**Aim**
Report the count of lines containing the word "salmon" in the entries below, and nothing more.

════════════════

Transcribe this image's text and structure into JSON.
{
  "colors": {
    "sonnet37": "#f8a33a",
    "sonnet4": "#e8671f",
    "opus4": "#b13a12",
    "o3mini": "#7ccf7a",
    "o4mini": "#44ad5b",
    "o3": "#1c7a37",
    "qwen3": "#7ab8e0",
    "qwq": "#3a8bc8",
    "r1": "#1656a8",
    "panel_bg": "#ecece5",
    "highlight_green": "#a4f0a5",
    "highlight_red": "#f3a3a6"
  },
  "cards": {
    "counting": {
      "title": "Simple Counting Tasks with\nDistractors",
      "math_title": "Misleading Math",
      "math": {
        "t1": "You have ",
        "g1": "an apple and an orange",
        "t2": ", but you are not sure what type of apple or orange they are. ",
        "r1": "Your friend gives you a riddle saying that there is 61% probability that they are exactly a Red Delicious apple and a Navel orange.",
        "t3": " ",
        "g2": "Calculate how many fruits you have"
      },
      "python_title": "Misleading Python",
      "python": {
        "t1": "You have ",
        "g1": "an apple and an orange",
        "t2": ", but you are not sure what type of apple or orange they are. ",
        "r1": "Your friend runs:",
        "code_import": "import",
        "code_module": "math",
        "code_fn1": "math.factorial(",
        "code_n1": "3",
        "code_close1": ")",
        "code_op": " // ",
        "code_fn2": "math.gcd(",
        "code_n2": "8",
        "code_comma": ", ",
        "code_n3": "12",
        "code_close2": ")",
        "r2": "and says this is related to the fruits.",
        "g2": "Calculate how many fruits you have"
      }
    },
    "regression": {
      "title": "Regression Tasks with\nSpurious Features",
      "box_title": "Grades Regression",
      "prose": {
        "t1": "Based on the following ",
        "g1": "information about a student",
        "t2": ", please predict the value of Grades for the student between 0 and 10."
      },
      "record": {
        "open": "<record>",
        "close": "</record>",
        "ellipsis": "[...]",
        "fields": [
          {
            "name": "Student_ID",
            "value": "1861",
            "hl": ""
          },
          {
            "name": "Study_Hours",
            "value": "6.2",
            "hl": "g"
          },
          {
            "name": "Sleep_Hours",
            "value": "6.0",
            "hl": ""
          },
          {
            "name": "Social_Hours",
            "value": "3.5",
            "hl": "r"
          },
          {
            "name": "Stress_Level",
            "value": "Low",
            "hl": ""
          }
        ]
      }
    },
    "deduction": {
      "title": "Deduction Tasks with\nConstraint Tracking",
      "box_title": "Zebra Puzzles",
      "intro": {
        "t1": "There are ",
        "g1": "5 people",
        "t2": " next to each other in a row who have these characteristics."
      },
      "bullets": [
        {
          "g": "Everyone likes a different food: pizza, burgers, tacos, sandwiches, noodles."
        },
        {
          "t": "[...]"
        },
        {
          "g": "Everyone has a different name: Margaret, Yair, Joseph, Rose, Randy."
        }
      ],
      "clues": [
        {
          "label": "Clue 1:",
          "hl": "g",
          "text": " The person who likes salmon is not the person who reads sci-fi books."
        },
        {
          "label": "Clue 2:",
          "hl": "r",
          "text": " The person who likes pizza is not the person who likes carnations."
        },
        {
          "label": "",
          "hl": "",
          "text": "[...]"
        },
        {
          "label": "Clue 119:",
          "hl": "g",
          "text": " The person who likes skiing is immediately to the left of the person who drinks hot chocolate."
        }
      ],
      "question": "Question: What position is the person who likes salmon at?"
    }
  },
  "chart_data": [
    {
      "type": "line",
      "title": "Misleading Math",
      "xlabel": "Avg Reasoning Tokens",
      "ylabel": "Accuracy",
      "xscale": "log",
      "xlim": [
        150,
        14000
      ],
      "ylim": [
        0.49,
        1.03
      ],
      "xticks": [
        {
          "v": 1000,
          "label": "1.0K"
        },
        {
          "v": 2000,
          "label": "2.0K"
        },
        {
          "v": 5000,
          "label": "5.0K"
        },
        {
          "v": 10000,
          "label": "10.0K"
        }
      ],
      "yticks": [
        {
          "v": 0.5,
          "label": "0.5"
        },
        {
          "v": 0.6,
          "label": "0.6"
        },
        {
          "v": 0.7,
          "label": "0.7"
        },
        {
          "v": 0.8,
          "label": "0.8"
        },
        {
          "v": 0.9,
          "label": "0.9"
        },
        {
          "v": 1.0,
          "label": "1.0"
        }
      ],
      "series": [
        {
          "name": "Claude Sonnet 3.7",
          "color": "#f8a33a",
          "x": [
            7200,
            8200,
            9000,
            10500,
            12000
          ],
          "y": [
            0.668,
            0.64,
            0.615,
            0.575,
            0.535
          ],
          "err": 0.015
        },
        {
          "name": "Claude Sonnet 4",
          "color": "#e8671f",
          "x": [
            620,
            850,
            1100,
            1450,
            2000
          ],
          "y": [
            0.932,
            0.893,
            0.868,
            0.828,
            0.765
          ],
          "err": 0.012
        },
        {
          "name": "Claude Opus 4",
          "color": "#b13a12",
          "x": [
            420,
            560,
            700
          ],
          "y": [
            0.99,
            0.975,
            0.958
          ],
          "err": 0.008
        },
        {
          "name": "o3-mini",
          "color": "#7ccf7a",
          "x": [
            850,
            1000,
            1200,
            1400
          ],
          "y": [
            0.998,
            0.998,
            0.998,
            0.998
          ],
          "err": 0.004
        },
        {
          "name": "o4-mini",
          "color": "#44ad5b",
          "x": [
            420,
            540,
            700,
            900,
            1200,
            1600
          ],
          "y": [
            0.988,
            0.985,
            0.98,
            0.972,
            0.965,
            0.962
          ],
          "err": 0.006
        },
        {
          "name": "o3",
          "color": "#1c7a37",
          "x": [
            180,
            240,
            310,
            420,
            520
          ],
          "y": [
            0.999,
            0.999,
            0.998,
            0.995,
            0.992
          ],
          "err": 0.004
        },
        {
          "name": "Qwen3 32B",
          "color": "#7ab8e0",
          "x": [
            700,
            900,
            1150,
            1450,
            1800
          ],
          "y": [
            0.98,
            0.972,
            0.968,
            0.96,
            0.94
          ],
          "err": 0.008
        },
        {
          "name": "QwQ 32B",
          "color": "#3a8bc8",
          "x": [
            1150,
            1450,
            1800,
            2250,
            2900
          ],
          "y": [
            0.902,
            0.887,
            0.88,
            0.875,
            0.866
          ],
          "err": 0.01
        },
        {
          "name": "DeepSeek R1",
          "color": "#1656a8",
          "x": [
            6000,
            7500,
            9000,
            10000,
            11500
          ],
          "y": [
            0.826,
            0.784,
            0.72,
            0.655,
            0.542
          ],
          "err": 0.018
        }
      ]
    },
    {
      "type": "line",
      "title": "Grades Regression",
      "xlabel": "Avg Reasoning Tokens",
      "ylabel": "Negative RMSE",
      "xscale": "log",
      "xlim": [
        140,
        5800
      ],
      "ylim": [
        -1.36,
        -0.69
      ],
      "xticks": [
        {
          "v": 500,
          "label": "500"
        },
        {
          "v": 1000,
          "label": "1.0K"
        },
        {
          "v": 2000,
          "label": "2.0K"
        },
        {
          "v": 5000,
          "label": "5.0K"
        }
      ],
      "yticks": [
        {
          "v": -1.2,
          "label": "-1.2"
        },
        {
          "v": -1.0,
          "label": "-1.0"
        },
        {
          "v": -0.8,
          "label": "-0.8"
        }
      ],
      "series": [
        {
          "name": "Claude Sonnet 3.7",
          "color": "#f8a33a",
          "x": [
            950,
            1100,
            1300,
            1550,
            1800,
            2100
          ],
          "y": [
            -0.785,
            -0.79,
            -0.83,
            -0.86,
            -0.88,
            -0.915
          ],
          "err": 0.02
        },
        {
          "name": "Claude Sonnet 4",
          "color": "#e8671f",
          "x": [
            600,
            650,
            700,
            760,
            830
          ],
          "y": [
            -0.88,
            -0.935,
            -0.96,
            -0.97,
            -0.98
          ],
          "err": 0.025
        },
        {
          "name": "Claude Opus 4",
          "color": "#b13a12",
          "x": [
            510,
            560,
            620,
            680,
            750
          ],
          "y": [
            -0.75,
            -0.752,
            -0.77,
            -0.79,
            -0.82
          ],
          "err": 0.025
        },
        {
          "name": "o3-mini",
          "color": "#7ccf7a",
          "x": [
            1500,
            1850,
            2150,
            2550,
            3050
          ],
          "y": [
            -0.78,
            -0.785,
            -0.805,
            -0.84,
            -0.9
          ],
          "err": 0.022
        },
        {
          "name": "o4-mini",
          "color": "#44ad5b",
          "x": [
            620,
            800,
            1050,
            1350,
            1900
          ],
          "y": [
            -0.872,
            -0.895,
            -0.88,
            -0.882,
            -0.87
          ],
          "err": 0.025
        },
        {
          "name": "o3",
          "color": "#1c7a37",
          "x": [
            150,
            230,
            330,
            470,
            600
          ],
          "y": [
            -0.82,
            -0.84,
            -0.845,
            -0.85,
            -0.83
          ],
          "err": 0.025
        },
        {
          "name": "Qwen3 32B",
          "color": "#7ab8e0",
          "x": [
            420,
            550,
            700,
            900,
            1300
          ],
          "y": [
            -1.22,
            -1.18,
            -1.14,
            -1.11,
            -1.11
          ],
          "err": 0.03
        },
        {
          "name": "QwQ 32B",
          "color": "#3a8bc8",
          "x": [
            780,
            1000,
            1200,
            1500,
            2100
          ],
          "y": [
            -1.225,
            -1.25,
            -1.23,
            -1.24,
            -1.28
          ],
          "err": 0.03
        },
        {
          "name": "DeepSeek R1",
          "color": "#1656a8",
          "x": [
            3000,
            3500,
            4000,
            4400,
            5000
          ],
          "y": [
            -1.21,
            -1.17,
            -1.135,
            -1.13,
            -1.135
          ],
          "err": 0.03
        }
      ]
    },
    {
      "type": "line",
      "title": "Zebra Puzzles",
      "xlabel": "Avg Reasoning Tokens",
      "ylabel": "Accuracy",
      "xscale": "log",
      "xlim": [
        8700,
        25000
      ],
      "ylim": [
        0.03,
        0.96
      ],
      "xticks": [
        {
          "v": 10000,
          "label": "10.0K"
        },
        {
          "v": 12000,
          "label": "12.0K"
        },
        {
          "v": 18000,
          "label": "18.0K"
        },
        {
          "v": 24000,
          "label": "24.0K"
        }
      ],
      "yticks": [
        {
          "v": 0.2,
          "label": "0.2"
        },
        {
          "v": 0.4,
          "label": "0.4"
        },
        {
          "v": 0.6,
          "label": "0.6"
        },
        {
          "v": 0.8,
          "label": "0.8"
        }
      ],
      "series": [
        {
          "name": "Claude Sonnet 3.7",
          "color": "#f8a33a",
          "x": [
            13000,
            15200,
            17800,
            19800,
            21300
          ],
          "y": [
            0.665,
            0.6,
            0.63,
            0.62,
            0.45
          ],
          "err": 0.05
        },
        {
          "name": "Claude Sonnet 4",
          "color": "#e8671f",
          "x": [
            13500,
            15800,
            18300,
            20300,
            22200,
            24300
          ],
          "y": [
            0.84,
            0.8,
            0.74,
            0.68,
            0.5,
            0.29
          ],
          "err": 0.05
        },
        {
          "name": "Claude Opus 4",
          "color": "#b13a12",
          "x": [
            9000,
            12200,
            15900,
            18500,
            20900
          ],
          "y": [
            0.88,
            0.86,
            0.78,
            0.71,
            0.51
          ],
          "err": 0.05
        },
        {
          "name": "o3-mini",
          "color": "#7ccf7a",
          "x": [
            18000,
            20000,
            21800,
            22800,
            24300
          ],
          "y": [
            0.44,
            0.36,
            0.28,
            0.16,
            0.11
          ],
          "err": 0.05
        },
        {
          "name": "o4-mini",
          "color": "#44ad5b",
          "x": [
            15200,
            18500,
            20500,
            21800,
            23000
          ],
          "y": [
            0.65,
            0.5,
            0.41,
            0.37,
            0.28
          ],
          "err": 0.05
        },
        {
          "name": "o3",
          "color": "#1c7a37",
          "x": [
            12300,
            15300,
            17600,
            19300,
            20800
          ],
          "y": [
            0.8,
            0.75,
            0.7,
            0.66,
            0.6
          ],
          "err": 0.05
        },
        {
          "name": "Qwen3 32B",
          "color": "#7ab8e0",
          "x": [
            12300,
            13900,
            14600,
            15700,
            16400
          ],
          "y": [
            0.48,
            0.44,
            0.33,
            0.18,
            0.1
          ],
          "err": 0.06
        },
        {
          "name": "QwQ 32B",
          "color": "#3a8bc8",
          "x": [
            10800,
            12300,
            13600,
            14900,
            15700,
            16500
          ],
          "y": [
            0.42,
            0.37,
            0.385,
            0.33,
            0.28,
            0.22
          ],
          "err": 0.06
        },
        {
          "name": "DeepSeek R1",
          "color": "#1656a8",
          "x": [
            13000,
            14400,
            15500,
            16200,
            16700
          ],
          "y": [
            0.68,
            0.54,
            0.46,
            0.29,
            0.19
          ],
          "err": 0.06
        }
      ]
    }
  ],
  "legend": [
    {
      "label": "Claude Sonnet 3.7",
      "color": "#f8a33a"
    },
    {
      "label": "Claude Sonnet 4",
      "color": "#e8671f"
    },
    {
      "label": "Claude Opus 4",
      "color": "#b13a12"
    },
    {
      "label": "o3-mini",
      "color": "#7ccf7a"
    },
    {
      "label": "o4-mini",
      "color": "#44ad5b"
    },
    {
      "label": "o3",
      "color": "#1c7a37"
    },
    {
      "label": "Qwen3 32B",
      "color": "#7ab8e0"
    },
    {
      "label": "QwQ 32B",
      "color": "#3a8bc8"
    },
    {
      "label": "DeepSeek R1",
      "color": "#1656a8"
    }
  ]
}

════════════════

**Answer in full**
2